Extracted entries:
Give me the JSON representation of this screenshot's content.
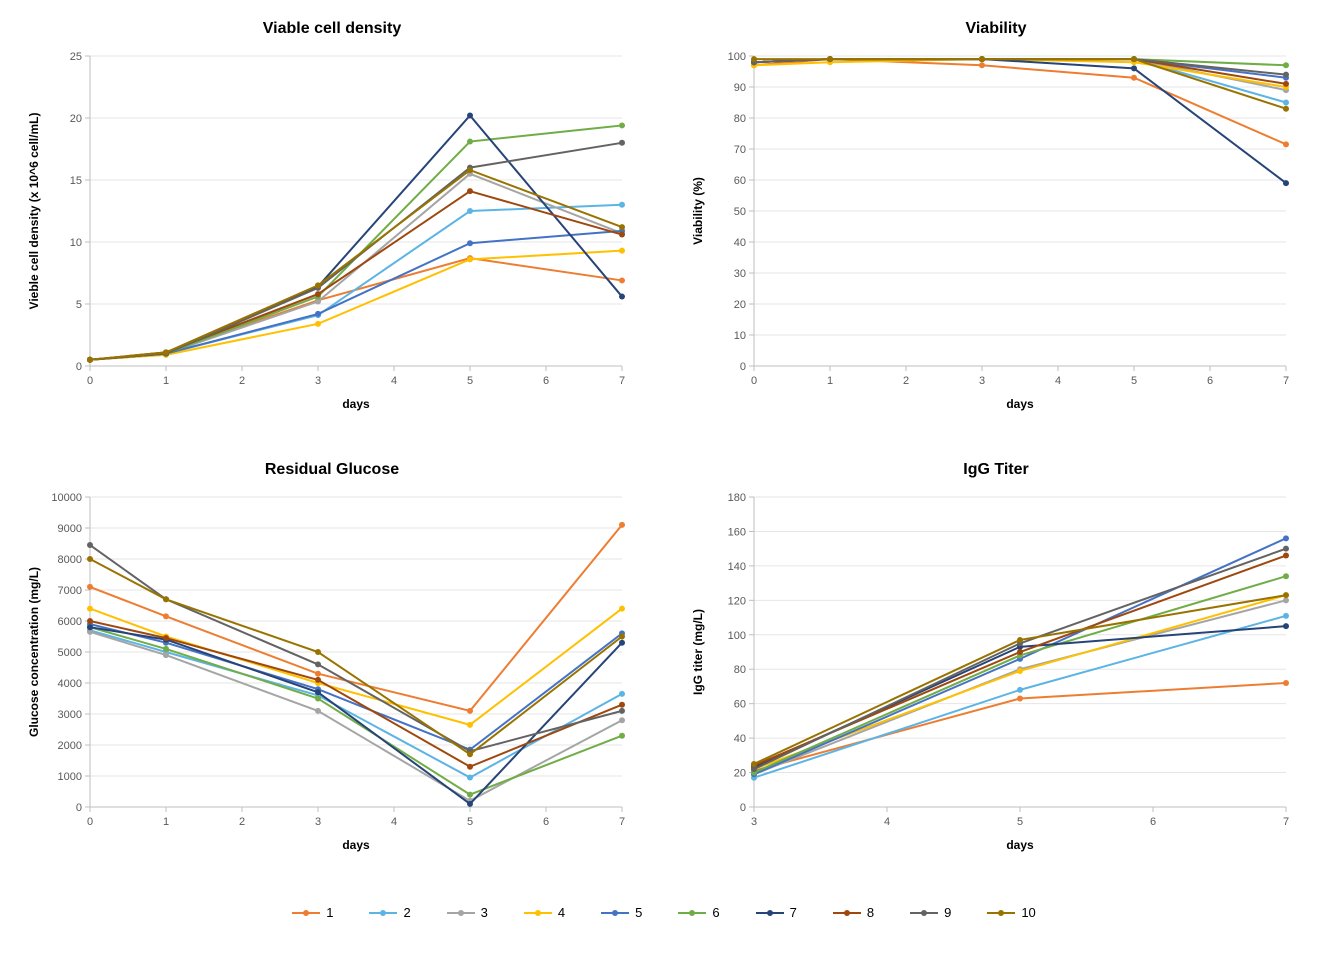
{
  "series_colors": {
    "1": "#ed7d31",
    "2": "#5cb4e4",
    "3": "#a5a5a5",
    "4": "#ffc000",
    "5": "#4472c4",
    "6": "#70ad47",
    "7": "#264478",
    "8": "#9e480e",
    "9": "#636363",
    "10": "#997300"
  },
  "series_labels": [
    "1",
    "2",
    "3",
    "4",
    "5",
    "6",
    "7",
    "8",
    "9",
    "10"
  ],
  "background_color": "#ffffff",
  "axis_color": "#bfbfbf",
  "grid_color": "#e6e6e6",
  "tick_label_color": "#595959",
  "title_fontsize": 16,
  "axis_label_fontsize": 12,
  "tick_fontsize": 11,
  "line_width": 2,
  "marker_size": 3,
  "charts": {
    "vcd": {
      "type": "line",
      "title": "Viable cell density",
      "xlabel": "days",
      "ylabel": "Vieble cell density (x 10^6 cell/mL)",
      "xlim": [
        0,
        7
      ],
      "ylim": [
        0,
        25
      ],
      "xticks": [
        0,
        1,
        2,
        3,
        4,
        5,
        6,
        7
      ],
      "yticks": [
        0,
        5,
        10,
        15,
        20,
        25
      ],
      "x": [
        0,
        1,
        3,
        5,
        7
      ],
      "series": {
        "1": [
          0.5,
          1.1,
          5.3,
          8.7,
          6.9
        ],
        "2": [
          0.5,
          1.0,
          4.1,
          12.5,
          13.0
        ],
        "3": [
          0.5,
          1.0,
          5.2,
          15.5,
          10.7
        ],
        "4": [
          0.5,
          0.9,
          3.4,
          8.6,
          9.3
        ],
        "5": [
          0.5,
          1.0,
          4.2,
          9.9,
          10.9
        ],
        "6": [
          0.5,
          1.0,
          5.6,
          18.1,
          19.4
        ],
        "7": [
          0.5,
          1.0,
          6.4,
          20.2,
          5.6
        ],
        "8": [
          0.5,
          1.1,
          5.8,
          14.1,
          10.6
        ],
        "9": [
          0.5,
          1.0,
          6.3,
          16.0,
          18.0
        ],
        "10": [
          0.5,
          1.1,
          6.5,
          15.8,
          11.2
        ]
      }
    },
    "viability": {
      "type": "line",
      "title": "Viability",
      "xlabel": "days",
      "ylabel": "Viability (%)",
      "xlim": [
        0,
        7
      ],
      "ylim": [
        0,
        100
      ],
      "xticks": [
        0,
        1,
        2,
        3,
        4,
        5,
        6,
        7
      ],
      "yticks": [
        0,
        10,
        20,
        30,
        40,
        50,
        60,
        70,
        80,
        90,
        100
      ],
      "x": [
        0,
        1,
        3,
        5,
        7
      ],
      "series": {
        "1": [
          97,
          99,
          97,
          93,
          71.5
        ],
        "2": [
          98,
          99,
          99,
          99,
          85
        ],
        "3": [
          98,
          99,
          99,
          99,
          89
        ],
        "4": [
          97,
          98,
          99,
          98,
          90
        ],
        "5": [
          98,
          99,
          99,
          99,
          93
        ],
        "6": [
          98,
          99,
          99,
          99,
          97
        ],
        "7": [
          98,
          99,
          99,
          96,
          59
        ],
        "8": [
          98,
          99,
          99,
          99,
          91
        ],
        "9": [
          98,
          99,
          99,
          99,
          94
        ],
        "10": [
          99,
          99,
          99,
          99,
          83
        ]
      }
    },
    "glucose": {
      "type": "line",
      "title": "Residual Glucose",
      "xlabel": "days",
      "ylabel": "Glucose concentration (mg/L)",
      "xlim": [
        0,
        7
      ],
      "ylim": [
        0,
        10000
      ],
      "xticks": [
        0,
        1,
        2,
        3,
        4,
        5,
        6,
        7
      ],
      "yticks": [
        0,
        1000,
        2000,
        3000,
        4000,
        5000,
        6000,
        7000,
        8000,
        9000,
        10000
      ],
      "x": [
        0,
        1,
        3,
        5,
        7
      ],
      "series": {
        "1": [
          7100,
          6150,
          4300,
          3100,
          9100
        ],
        "2": [
          5700,
          5000,
          3600,
          950,
          3650
        ],
        "3": [
          5650,
          4900,
          3100,
          200,
          2800
        ],
        "4": [
          6400,
          5500,
          4000,
          2650,
          6400
        ],
        "5": [
          5900,
          5300,
          3800,
          1850,
          5600
        ],
        "6": [
          5800,
          5100,
          3500,
          400,
          2300
        ],
        "7": [
          5800,
          5400,
          3700,
          100,
          5300
        ],
        "8": [
          6000,
          5450,
          4100,
          1300,
          3300
        ],
        "9": [
          8450,
          6700,
          4600,
          1800,
          3100
        ],
        "10": [
          8000,
          6700,
          5000,
          1700,
          5500
        ]
      }
    },
    "titer": {
      "type": "line",
      "title": "IgG Titer",
      "xlabel": "days",
      "ylabel": "IgG titer (mg/L)",
      "xlim": [
        3,
        7
      ],
      "ylim": [
        0,
        180
      ],
      "xticks": [
        3,
        4,
        5,
        6,
        7
      ],
      "yticks": [
        0,
        20,
        40,
        60,
        80,
        100,
        120,
        140,
        160,
        180
      ],
      "x": [
        3,
        5,
        7
      ],
      "series": {
        "1": [
          21,
          63,
          72
        ],
        "2": [
          17,
          68,
          111
        ],
        "3": [
          19,
          80,
          120
        ],
        "4": [
          22,
          79,
          123
        ],
        "5": [
          19,
          86,
          156
        ],
        "6": [
          20,
          88,
          134
        ],
        "7": [
          23,
          93,
          105
        ],
        "8": [
          24,
          90,
          146
        ],
        "9": [
          22,
          95,
          150
        ],
        "10": [
          25,
          97,
          123
        ]
      }
    }
  },
  "legend_title": ""
}
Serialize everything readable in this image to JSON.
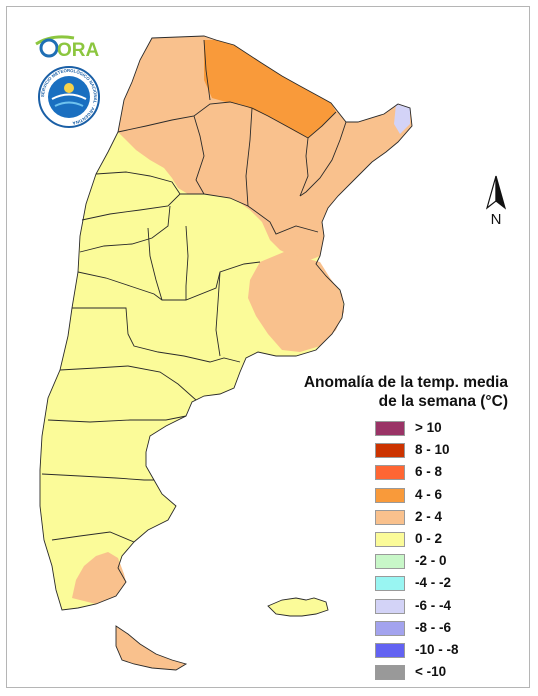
{
  "logos": {
    "ora_text": "ORA",
    "smn_text": "SERVICIO METEOROLÓGICO NACIONAL · ARGENTINA"
  },
  "north_arrow": {
    "label": "N"
  },
  "legend": {
    "title_line1": "Anomalía de la temp. media",
    "title_line2": "de la semana (°C)",
    "items": [
      {
        "label": "> 10",
        "color": "#9a3366"
      },
      {
        "label": "8 - 10",
        "color": "#cc3300"
      },
      {
        "label": "6 - 8",
        "color": "#ff6633"
      },
      {
        "label": "4 - 6",
        "color": "#f99a3a"
      },
      {
        "label": "2 - 4",
        "color": "#f9c18d"
      },
      {
        "label": "0 - 2",
        "color": "#fbfb99"
      },
      {
        "label": "-2 - 0",
        "color": "#c8f7c8"
      },
      {
        "label": "-4 - -2",
        "color": "#99f5f2"
      },
      {
        "label": "-6 - -4",
        "color": "#d3d3f7"
      },
      {
        "label": "-8 - -6",
        "color": "#a3a3ee"
      },
      {
        "label": "-10 - -8",
        "color": "#6262f2"
      },
      {
        "label": "< -10",
        "color": "#999999"
      }
    ]
  },
  "map_colors": {
    "band_0_2": "#fbfb99",
    "band_2_4": "#f9c18d",
    "band_4_6": "#f99a3a",
    "band_minus6_minus4": "#d3d3f7",
    "border": "#2a2a2a"
  }
}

Problem requirements: Repeat each entry above word for word, leaving every picture out.

Answer in full:
Give me the JSON representation of this screenshot's content.
{
  "series_colors": {
    "1": "#ed7d31",
    "2": "#5cb4e4",
    "3": "#a5a5a5",
    "4": "#ffc000",
    "5": "#4472c4",
    "6": "#70ad47",
    "7": "#264478",
    "8": "#9e480e",
    "9": "#636363",
    "10": "#997300"
  },
  "series_labels": [
    "1",
    "2",
    "3",
    "4",
    "5",
    "6",
    "7",
    "8",
    "9",
    "10"
  ],
  "background_color": "#ffffff",
  "axis_color": "#bfbfbf",
  "grid_color": "#e6e6e6",
  "tick_label_color": "#595959",
  "title_fontsize": 16,
  "axis_label_fontsize": 12,
  "tick_fontsize": 11,
  "line_width": 2,
  "marker_size": 3,
  "charts": {
    "vcd": {
      "type": "line",
      "title": "Viable cell density",
      "xlabel": "days",
      "ylabel": "Vieble cell density (x 10^6 cell/mL)",
      "xlim": [
        0,
        7
      ],
      "ylim": [
        0,
        25
      ],
      "xticks": [
        0,
        1,
        2,
        3,
        4,
        5,
        6,
        7
      ],
      "yticks": [
        0,
        5,
        10,
        15,
        20,
        25
      ],
      "x": [
        0,
        1,
        3,
        5,
        7
      ],
      "series": {
        "1": [
          0.5,
          1.1,
          5.3,
          8.7,
          6.9
        ],
        "2": [
          0.5,
          1.0,
          4.1,
          12.5,
          13.0
        ],
        "3": [
          0.5,
          1.0,
          5.2,
          15.5,
          10.7
        ],
        "4": [
          0.5,
          0.9,
          3.4,
          8.6,
          9.3
        ],
        "5": [
          0.5,
          1.0,
          4.2,
          9.9,
          10.9
        ],
        "6": [
          0.5,
          1.0,
          5.6,
          18.1,
          19.4
        ],
        "7": [
          0.5,
          1.0,
          6.4,
          20.2,
          5.6
        ],
        "8": [
          0.5,
          1.1,
          5.8,
          14.1,
          10.6
        ],
        "9": [
          0.5,
          1.0,
          6.3,
          16.0,
          18.0
        ],
        "10": [
          0.5,
          1.1,
          6.5,
          15.8,
          11.2
        ]
      }
    },
    "viability": {
      "type": "line",
      "title": "Viability",
      "xlabel": "days",
      "ylabel": "Viability (%)",
      "xlim": [
        0,
        7
      ],
      "ylim": [
        0,
        100
      ],
      "xticks": [
        0,
        1,
        2,
        3,
        4,
        5,
        6,
        7
      ],
      "yticks": [
        0,
        10,
        20,
        30,
        40,
        50,
        60,
        70,
        80,
        90,
        100
      ],
      "x": [
        0,
        1,
        3,
        5,
        7
      ],
      "series": {
        "1": [
          97,
          99,
          97,
          93,
          71.5
        ],
        "2": [
          98,
          99,
          99,
          99,
          85
        ],
        "3": [
          98,
          99,
          99,
          99,
          89
        ],
        "4": [
          97,
          98,
          99,
          98,
          90
        ],
        "5": [
          98,
          99,
          99,
          99,
          93
        ],
        "6": [
          98,
          99,
          99,
          99,
          97
        ],
        "7": [
          98,
          99,
          99,
          96,
          59
        ],
        "8": [
          98,
          99,
          99,
          99,
          91
        ],
        "9": [
          98,
          99,
          99,
          99,
          94
        ],
        "10": [
          99,
          99,
          99,
          99,
          83
        ]
      }
    },
    "glucose": {
      "type": "line",
      "title": "Residual Glucose",
      "xlabel": "days",
      "ylabel": "Glucose concentration (mg/L)",
      "xlim": [
        0,
        7
      ],
      "ylim": [
        0,
        10000
      ],
      "xticks": [
        0,
        1,
        2,
        3,
        4,
        5,
        6,
        7
      ],
      "yticks": [
        0,
        1000,
        2000,
        3000,
        4000,
        5000,
        6000,
        7000,
        8000,
        9000,
        10000
      ],
      "x": [
        0,
        1,
        3,
        5,
        7
      ],
      "series": {
        "1": [
          7100,
          6150,
          4300,
          3100,
          9100
        ],
        "2": [
          5700,
          5000,
          3600,
          950,
          3650
        ],
        "3": [
          5650,
          4900,
          3100,
          200,
          2800
        ],
        "4": [
          6400,
          5500,
          4000,
          2650,
          6400
        ],
        "5": [
          5900,
          5300,
          3800,
          1850,
          5600
        ],
        "6": [
          5800,
          5100,
          3500,
          400,
          2300
        ],
        "7": [
          5800,
          5400,
          3700,
          100,
          5300
        ],
        "8": [
          6000,
          5450,
          4100,
          1300,
          3300
        ],
        "9": [
          8450,
          6700,
          4600,
          1800,
          3100
        ],
        "10": [
          8000,
          6700,
          5000,
          1700,
          5500
        ]
      }
    },
    "titer": {
      "type": "line",
      "title": "IgG Titer",
      "xlabel": "days",
      "ylabel": "IgG titer (mg/L)",
      "xlim": [
        3,
        7
      ],
      "ylim": [
        0,
        180
      ],
      "xticks": [
        3,
        4,
        5,
        6,
        7
      ],
      "yticks": [
        0,
        20,
        40,
        60,
        80,
        100,
        120,
        140,
        160,
        180
      ],
      "x": [
        3,
        5,
        7
      ],
      "series": {
        "1": [
          21,
          63,
          72
        ],
        "2": [
          17,
          68,
          111
        ],
        "3": [
          19,
          80,
          120
        ],
        "4": [
          22,
          79,
          123
        ],
        "5": [
          19,
          86,
          156
        ],
        "6": [
          20,
          88,
          134
        ],
        "7": [
          23,
          93,
          105
        ],
        "8": [
          24,
          90,
          146
        ],
        "9": [
          22,
          95,
          150
        ],
        "10": [
          25,
          97,
          123
        ]
      }
    }
  },
  "legend_title": ""
}
Serialize everything readable in this image to JSON.
{
  "logos": {
    "ora_text": "ORA",
    "smn_text": "SERVICIO METEOROLÓGICO NACIONAL · ARGENTINA"
  },
  "north_arrow": {
    "label": "N"
  },
  "legend": {
    "title_line1": "Anomalía de la temp. media",
    "title_line2": "de la semana (°C)",
    "items": [
      {
        "label": "> 10",
        "color": "#9a3366"
      },
      {
        "label": "8 - 10",
        "color": "#cc3300"
      },
      {
        "label": "6 - 8",
        "color": "#ff6633"
      },
      {
        "label": "4 - 6",
        "color": "#f99a3a"
      },
      {
        "label": "2 - 4",
        "color": "#f9c18d"
      },
      {
        "label": "0 - 2",
        "color": "#fbfb99"
      },
      {
        "label": "-2 - 0",
        "color": "#c8f7c8"
      },
      {
        "label": "-4 - -2",
        "color": "#99f5f2"
      },
      {
        "label": "-6 - -4",
        "color": "#d3d3f7"
      },
      {
        "label": "-8 - -6",
        "color": "#a3a3ee"
      },
      {
        "label": "-10 - -8",
        "color": "#6262f2"
      },
      {
        "label": "< -10",
        "color": "#999999"
      }
    ]
  },
  "map_colors": {
    "band_0_2": "#fbfb99",
    "band_2_4": "#f9c18d",
    "band_4_6": "#f99a3a",
    "band_minus6_minus4": "#d3d3f7",
    "border": "#2a2a2a"
  }
}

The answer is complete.